(Recorded data):
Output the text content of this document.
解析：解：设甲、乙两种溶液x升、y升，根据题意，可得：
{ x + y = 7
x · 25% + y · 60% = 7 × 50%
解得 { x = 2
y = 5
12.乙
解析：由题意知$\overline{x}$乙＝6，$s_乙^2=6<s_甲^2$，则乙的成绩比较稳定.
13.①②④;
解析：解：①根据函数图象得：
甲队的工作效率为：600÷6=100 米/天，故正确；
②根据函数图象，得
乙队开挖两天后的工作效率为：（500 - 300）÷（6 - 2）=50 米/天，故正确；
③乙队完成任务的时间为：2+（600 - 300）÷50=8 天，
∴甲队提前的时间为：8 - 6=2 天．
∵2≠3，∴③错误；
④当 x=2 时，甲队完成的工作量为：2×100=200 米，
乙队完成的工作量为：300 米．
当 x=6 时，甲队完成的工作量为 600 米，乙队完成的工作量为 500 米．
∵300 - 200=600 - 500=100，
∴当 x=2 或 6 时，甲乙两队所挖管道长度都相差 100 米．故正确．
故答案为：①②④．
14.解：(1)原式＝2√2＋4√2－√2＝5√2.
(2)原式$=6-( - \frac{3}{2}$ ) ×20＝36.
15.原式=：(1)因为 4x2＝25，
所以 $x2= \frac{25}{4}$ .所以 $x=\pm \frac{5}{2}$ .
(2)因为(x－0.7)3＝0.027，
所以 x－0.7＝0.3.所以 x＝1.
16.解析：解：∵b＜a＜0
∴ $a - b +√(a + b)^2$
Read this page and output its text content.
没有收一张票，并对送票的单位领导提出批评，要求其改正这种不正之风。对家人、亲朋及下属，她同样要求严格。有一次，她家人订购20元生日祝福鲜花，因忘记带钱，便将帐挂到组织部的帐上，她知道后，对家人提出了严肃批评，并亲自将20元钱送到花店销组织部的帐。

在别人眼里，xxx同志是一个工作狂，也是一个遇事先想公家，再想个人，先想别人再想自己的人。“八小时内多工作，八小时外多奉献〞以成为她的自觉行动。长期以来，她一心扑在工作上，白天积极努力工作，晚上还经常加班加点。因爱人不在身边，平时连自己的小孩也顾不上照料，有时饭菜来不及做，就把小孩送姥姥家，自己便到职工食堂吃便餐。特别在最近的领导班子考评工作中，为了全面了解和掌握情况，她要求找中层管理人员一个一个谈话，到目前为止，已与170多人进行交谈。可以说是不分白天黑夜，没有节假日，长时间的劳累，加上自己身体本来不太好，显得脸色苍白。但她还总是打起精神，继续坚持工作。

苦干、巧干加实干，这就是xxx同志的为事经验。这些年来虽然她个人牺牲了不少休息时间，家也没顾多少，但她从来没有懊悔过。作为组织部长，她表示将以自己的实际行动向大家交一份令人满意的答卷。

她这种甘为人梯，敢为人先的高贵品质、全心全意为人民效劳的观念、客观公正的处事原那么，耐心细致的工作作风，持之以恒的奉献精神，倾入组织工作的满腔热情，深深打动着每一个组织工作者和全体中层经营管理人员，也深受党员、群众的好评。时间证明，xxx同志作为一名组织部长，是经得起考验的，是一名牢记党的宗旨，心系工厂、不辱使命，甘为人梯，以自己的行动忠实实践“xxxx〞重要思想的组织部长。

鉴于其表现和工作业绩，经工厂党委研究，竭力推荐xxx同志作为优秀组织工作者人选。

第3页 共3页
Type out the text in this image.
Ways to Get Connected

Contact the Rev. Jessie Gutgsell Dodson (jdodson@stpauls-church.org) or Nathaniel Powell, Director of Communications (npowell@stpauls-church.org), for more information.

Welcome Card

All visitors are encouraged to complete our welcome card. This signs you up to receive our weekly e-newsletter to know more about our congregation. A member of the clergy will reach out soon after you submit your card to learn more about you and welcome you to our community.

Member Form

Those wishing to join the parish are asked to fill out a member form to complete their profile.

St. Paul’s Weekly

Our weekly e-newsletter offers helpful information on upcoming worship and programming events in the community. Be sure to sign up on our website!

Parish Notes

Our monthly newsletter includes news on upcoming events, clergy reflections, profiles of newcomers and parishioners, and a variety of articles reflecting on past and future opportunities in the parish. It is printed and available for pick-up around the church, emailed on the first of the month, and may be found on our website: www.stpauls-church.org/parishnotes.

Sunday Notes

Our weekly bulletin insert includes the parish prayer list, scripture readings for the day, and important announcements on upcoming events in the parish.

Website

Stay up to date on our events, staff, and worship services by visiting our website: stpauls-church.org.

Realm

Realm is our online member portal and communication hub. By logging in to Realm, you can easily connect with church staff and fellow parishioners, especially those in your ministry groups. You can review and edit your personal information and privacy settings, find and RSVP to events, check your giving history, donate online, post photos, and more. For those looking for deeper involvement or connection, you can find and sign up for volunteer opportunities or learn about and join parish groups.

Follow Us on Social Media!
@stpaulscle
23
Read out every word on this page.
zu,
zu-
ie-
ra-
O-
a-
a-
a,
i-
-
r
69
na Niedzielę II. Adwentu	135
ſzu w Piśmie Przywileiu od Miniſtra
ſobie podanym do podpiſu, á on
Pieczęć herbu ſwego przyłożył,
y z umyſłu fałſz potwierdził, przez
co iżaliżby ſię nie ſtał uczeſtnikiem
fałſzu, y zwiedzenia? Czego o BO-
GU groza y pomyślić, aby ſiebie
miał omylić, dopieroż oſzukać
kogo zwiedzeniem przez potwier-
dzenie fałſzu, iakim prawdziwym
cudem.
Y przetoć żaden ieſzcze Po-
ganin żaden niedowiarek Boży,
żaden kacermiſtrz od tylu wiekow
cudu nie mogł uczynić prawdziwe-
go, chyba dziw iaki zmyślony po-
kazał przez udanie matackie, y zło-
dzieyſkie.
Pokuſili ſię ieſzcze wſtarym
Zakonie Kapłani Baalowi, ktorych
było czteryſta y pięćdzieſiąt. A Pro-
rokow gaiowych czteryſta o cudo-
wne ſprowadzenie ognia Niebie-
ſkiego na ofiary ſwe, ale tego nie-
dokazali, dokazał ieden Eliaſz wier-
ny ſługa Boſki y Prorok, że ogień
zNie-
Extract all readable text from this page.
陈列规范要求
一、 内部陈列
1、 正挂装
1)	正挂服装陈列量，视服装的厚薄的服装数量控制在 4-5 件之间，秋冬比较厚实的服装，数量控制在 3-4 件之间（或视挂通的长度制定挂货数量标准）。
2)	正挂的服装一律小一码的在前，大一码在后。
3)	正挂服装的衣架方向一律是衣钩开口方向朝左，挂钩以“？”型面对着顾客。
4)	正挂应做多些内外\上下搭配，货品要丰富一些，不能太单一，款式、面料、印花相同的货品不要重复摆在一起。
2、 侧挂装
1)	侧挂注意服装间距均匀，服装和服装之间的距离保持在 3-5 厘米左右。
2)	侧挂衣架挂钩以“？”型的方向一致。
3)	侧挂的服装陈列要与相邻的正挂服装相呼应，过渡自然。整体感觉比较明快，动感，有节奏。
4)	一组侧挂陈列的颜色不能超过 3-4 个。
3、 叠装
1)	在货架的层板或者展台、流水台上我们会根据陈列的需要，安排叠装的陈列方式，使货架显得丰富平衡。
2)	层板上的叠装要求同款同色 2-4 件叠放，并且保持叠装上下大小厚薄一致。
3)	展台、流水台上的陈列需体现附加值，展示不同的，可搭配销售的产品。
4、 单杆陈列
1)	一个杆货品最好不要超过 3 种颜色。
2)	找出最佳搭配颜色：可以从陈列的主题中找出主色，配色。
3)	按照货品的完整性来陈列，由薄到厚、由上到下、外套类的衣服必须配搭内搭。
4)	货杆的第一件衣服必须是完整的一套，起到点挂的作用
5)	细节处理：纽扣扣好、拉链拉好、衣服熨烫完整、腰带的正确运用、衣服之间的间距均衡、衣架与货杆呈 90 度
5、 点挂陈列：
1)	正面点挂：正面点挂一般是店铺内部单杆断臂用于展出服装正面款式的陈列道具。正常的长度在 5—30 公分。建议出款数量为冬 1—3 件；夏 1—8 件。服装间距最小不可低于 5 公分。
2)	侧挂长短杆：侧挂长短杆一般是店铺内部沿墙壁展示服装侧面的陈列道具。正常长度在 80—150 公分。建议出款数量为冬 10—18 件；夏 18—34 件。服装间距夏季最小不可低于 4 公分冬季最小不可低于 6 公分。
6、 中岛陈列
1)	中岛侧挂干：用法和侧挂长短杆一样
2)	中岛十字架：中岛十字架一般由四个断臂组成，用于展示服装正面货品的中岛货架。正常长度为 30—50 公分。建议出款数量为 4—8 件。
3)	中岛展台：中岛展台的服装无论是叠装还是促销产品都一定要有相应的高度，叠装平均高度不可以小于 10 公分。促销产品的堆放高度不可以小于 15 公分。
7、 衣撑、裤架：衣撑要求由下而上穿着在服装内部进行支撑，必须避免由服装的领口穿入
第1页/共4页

(Goal):
Which lines of the data above contain "page"? Copy each one.

(Solution to this exercise):
Read this page and output its text content.
Read out every word on this page.
Extract all readable text from this page.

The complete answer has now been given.